═════ Seitenauszug ═════

05:15Eine Alternative, die was in Österreich weniger genutzt wird, sind Herdenschutzmaßnahmen.
05:20Die werden auch EU-weit gefördert.
05:22Da gibt es ganz verschiedene Möglichkeiten.
05:24Man könnte Zäune aufstellen, also auf Weidegebiet, die hoch genug sind, dass auch der Wolf nicht drüber kommt.
05:30Man könnte Hirtenhunde einsetzen.
05:33Das sind Hunde, die bei der Schafherde leben und die eigene Herde immer sehr verteidigen.
05:40Da gibt es die Argumentation von der Almwirtschaft, dass wir halt ein sehr kleinräumiges Tourismusgebiet sind
05:45und diese Hunde gehen nicht nur auf Wölfe los, sondern zum Beispiel auch auf andere Hunde von Wanderern oder so.
05:52Deswegen ist der Einsatz von diesen schwer, sagen sie.
05:55Und es gibt natürlich auch die Möglichkeit einer Behirtung.

═════ Die Daten ═════

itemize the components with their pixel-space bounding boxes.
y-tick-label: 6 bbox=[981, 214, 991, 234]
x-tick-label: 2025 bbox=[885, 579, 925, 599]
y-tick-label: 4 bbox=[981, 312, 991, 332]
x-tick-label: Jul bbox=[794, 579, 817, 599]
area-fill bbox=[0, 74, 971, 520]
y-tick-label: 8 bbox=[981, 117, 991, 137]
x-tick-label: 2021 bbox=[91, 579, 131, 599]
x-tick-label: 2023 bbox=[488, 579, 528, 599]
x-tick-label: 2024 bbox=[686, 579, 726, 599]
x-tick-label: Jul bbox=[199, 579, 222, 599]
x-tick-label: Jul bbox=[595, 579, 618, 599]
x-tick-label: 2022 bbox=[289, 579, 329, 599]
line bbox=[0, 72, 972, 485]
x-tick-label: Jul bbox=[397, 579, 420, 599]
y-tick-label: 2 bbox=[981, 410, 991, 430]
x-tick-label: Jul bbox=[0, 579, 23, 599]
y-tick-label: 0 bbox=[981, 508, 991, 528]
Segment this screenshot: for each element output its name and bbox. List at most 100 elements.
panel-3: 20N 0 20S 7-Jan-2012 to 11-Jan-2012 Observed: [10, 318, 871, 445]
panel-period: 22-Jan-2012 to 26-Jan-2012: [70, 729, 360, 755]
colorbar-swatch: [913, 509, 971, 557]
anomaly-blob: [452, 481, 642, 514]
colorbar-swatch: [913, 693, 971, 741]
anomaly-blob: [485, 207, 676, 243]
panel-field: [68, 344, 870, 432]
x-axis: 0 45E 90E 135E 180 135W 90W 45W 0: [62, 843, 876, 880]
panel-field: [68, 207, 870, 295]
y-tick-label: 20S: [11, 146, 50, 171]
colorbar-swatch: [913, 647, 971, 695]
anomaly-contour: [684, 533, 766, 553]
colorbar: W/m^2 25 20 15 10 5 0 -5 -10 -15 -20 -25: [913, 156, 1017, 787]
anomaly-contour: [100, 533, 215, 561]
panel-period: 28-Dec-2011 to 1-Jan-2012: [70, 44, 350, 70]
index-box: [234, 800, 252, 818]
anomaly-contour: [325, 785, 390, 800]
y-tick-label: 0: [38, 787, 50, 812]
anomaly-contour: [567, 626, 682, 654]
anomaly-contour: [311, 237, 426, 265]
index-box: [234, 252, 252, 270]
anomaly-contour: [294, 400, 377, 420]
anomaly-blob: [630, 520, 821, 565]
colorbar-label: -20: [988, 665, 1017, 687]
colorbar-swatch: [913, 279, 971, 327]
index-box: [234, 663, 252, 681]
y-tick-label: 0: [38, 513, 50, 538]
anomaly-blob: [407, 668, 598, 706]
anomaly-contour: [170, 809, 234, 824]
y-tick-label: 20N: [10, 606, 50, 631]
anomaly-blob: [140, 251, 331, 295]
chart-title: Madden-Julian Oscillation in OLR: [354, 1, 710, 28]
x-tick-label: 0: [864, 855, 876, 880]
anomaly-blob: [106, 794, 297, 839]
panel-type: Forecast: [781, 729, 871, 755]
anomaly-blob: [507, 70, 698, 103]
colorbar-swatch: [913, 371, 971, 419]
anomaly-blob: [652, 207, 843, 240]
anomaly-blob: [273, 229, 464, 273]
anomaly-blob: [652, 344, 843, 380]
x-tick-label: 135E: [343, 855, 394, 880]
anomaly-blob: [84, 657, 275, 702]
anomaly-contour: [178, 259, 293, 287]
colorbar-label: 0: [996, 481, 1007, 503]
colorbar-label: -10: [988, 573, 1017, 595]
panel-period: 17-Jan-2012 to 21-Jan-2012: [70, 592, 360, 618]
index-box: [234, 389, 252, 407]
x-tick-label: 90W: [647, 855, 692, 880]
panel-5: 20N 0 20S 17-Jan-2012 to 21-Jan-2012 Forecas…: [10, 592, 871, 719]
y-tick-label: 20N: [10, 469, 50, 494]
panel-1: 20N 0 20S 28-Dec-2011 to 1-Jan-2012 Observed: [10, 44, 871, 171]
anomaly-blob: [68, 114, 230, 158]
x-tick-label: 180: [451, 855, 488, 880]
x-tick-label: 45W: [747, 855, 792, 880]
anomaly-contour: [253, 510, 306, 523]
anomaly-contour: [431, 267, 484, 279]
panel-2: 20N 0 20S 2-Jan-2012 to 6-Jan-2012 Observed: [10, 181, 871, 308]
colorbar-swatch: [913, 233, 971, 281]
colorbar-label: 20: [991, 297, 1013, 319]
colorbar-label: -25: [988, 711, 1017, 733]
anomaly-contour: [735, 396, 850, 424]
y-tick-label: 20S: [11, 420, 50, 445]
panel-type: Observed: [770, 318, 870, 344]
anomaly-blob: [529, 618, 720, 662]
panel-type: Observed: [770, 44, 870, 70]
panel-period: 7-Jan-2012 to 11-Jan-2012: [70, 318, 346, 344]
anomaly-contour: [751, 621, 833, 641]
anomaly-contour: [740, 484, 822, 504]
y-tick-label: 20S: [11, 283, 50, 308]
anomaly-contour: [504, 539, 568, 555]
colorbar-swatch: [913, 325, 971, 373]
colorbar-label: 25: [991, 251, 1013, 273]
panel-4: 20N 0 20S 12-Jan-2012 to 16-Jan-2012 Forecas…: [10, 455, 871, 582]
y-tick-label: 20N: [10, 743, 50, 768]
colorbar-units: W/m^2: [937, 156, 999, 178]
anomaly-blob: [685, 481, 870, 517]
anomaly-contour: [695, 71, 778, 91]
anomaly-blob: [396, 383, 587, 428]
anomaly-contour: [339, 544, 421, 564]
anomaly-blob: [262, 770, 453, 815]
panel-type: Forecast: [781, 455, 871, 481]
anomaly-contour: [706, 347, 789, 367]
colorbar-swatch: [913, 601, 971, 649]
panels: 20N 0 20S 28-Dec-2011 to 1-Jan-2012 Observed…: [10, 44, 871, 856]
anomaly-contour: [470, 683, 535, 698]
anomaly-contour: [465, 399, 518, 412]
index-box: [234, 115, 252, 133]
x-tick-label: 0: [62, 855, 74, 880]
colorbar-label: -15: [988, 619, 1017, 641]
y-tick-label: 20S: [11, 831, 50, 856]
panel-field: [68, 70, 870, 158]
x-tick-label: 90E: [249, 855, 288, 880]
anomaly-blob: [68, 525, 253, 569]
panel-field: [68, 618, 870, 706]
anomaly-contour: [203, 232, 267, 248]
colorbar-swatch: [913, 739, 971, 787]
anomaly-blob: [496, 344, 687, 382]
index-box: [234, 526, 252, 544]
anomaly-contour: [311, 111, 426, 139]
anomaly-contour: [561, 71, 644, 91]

═════

Erforderliche Aktion 1 — Wie hoch müssen Zäune auf dem Weidegebiet laut dem Auszug über Herdenschutz sein?
Erforderliche Aktion 2 — Führen Sie den Auszug über Herdenschutzmaßnahmen im selben Stil weiter, beginnend nach dem letzten Satz.
Die Auflistung ist eigenständiges Material ohne Bezug zum Seitenauszug.

Antwortfeld 1 — Hoch genug, dass auch der Wolf nicht drüberkommt.

Antwortfeld 2 —
05:57Das heißt, dass man bei den Herden oben einfach wieder neben den Senderinnen und Sendern,
06:02die es ja in Österreich auch gibt, auch wieder Hirten einsetzt, die auf das Vieh schauen
06:06und wenn eben gerade Wölfe herumziehen, vielleicht auch die Herde dann am Abend wieder einsperrt oder so.
06:15Also es gibt in Österreich sowohl Abschüsse als auch Herdenschutzmaßnahmen.
06:19Es gibt größer angelegte Projekte, zum Beispiel in Tirol auch ein wissenschaftlich begleitetes Projekt,
06:25wo Herdenschutzmaßnahmen auch angewendet werden.
06:28Aber man muss sagen, die große Masse ist das noch nicht.
06:31Also das sind einzelne Projekte, die auch teilweise sehr gut funktionieren.
06:34Es gibt auch in Salzburg einen Bauern, den habe ich selbst einmal besucht,
06:38der auch schon Herdenschutzhunde hat, die eben auf die Herde aufpassen.
06:42Und es gibt vereinzelt sehr verschiedene Maßnahmen, wie man eben die Herde schützen kann.
06:47Aber zurzeit ist es eher so, dass wenn in einem Gebiet mehrere Risse verzeichnet worden sind,
06:53dann kommt meistens der Abschuss, weil das eben die einzelnen Landesregierungen ermöglicht haben.
06:59Also ich glaube, dass das Thema Wolf in Österreich deshalb so kontrovers diskutiert wird,
07:05weil auch verschiedene Lebenswelten aufeinander prallen.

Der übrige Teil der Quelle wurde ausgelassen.